Select, from the data, each line where "heading" occurs.

::::::::

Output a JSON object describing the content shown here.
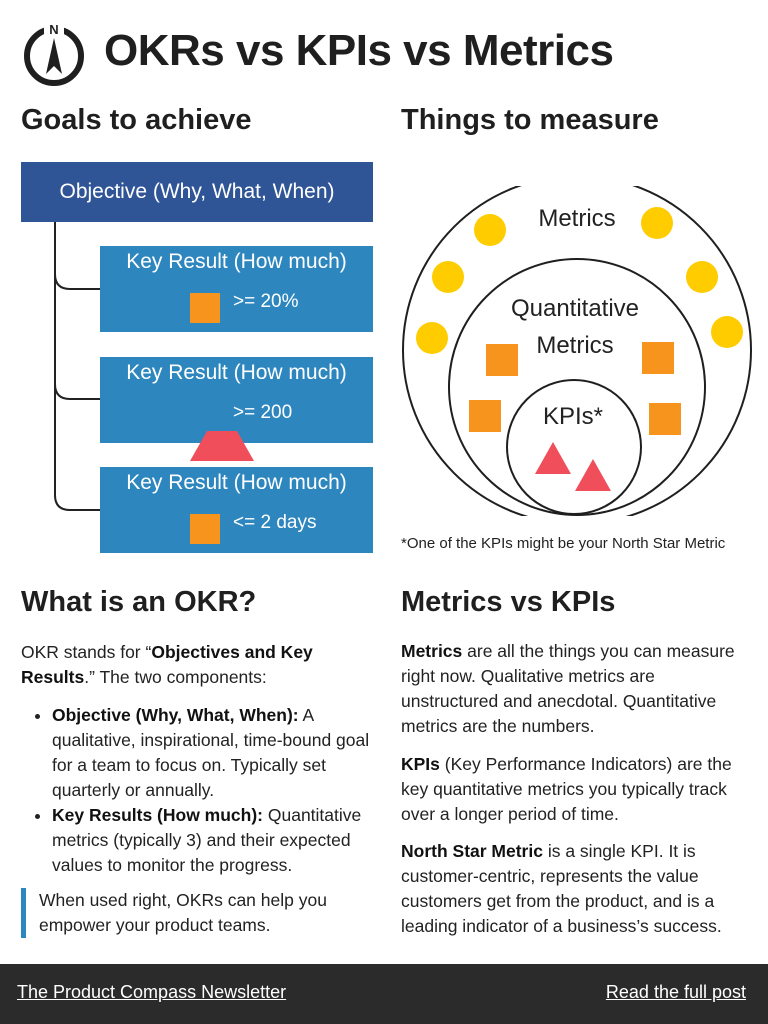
{
  "header": {
    "title": "OKRs vs KPIs vs Metrics",
    "logo_letter": "N",
    "logo_icon": "compass-icon"
  },
  "left_section": {
    "heading": "Goals to achieve",
    "objective_label": "Objective (Why, What, When)",
    "key_results": [
      {
        "label": "Key Result (How much)",
        "shape": "square",
        "value": ">= 20%"
      },
      {
        "label": "Key Result (How much)",
        "shape": "triangle",
        "value": ">= 200"
      },
      {
        "label": "Key Result (How much)",
        "shape": "square",
        "value": "<= 2 days"
      }
    ]
  },
  "right_section": {
    "heading": "Things to measure",
    "venn": {
      "outer_label": "Metrics",
      "middle_label_line1": "Quantitative",
      "middle_label_line2": "Metrics",
      "inner_label": "KPIs*"
    },
    "footnote": "*One of the KPIs might be your North Star Metric"
  },
  "okr_section": {
    "heading": "What is an OKR?",
    "intro_pre": "OKR stands for “",
    "intro_bold": "Objectives and Key Results",
    "intro_post": ".” The two components:",
    "bullets": [
      {
        "term": "Objective (Why, What, When):",
        "text": " A qualitative, inspirational, time-bound goal for a team to focus on. Typically set quarterly or annually."
      },
      {
        "term": "Key Results (How much):",
        "text": " Quantitative metrics (typically 3) and their expected values to monitor the progress."
      }
    ],
    "quote": "When used right, OKRs can help you empower your product teams."
  },
  "metrics_section": {
    "heading": "Metrics vs KPIs",
    "paragraphs": [
      {
        "term": "Metrics",
        "text": " are all the things you can measure right now. Qualitative metrics are unstructured and anecdotal. Quantitative metrics are the numbers."
      },
      {
        "term": "KPIs",
        "text": " (Key Performance Indicators) are the key quantitative metrics you typically track over a longer period of time."
      },
      {
        "term": "North Star Metric",
        "text": " is a single KPI. It is customer-centric, represents the value customers get from the product, and is a leading indicator of a business’s success."
      }
    ]
  },
  "footer": {
    "left_link": "The Product Compass Newsletter",
    "right_link": "Read the full post"
  },
  "colors": {
    "objective_bg": "#2f5597",
    "key_result_bg": "#2e86bf",
    "square": "#f7941d",
    "triangle": "#f04e5a",
    "circle_dot": "#ffcc00",
    "footer_bg": "#2b2b2b"
  }
}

::::::::

**Answer to the exercise**:
    "heading": "Goals to achieve",
    "heading": "Things to measure",
    "heading": "What is an OKR?",
    "heading": "Metrics vs KPIs",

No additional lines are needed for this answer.